* _EXERCISE DETAILS_
Output every line below exactly.

start DATA TO USE

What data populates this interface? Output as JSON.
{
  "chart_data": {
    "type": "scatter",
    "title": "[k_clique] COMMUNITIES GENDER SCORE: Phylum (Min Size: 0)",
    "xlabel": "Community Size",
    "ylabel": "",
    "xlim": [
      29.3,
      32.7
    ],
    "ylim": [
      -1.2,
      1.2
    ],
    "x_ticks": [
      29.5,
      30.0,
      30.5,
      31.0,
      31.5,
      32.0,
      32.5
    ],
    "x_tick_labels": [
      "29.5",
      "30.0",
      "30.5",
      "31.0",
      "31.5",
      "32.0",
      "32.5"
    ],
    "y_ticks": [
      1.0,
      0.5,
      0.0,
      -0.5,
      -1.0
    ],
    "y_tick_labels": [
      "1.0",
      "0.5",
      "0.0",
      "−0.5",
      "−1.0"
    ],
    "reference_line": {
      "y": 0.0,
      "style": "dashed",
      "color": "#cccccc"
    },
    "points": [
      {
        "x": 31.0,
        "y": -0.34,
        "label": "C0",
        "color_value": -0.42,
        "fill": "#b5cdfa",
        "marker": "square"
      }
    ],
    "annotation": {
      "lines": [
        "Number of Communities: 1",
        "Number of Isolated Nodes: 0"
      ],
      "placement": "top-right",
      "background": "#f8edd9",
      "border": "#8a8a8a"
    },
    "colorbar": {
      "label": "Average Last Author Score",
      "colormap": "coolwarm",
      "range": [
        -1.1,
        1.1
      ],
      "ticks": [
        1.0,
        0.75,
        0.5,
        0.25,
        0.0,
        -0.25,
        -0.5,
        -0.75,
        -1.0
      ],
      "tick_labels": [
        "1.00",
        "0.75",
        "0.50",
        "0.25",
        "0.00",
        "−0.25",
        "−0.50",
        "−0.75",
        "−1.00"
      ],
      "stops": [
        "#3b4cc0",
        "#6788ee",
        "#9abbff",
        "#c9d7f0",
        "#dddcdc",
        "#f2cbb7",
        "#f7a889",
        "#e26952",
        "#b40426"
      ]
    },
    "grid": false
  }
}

end DATA TO USE

* _WRITTEN SOLUTION_
What data populates this interface? Output as JSON.
{
  "chart_data": {
    "type": "scatter",
    "title": "[k_clique] COMMUNITIES GENDER SCORE: Phylum (Min Size: 0)",
    "xlabel": "Community Size",
    "ylabel": "",
    "xlim": [
      29.3,
      32.7
    ],
    "ylim": [
      -1.2,
      1.2
    ],
    "x_ticks": [
      29.5,
      30.0,
      30.5,
      31.0,
      31.5,
      32.0,
      32.5
    ],
    "x_tick_labels": [
      "29.5",
      "30.0",
      "30.5",
      "31.0",
      "31.5",
      "32.0",
      "32.5"
    ],
    "y_ticks": [
      1.0,
      0.5,
      0.0,
      -0.5,
      -1.0
    ],
    "y_tick_labels": [
      "1.0",
      "0.5",
      "0.0",
      "−0.5",
      "−1.0"
    ],
    "reference_line": {
      "y": 0.0,
      "style": "dashed",
      "color": "#cccccc"
    },
    "points": [
      {
        "x": 31.0,
        "y": -0.34,
        "label": "C0",
        "color_value": -0.42,
        "fill": "#b5cdfa",
        "marker": "square"
      }
    ],
    "annotation": {
      "lines": [
        "Number of Communities: 1",
        "Number of Isolated Nodes: 0"
      ],
      "placement": "top-right",
      "background": "#f8edd9",
      "border": "#8a8a8a"
    },
    "colorbar": {
      "label": "Average Last Author Score",
      "colormap": "coolwarm",
      "range": [
        -1.1,
        1.1
      ],
      "ticks": [
        1.0,
        0.75,
        0.5,
        0.25,
        0.0,
        -0.25,
        -0.5,
        -0.75,
        -1.0
      ],
      "tick_labels": [
        "1.00",
        "0.75",
        "0.50",
        "0.25",
        "0.00",
        "−0.25",
        "−0.50",
        "−0.75",
        "−1.00"
      ],
      "stops": [
        "#3b4cc0",
        "#6788ee",
        "#9abbff",
        "#c9d7f0",
        "#dddcdc",
        "#f2cbb7",
        "#f7a889",
        "#e26952",
        "#b40426"
      ]
    },
    "grid": false
  }
}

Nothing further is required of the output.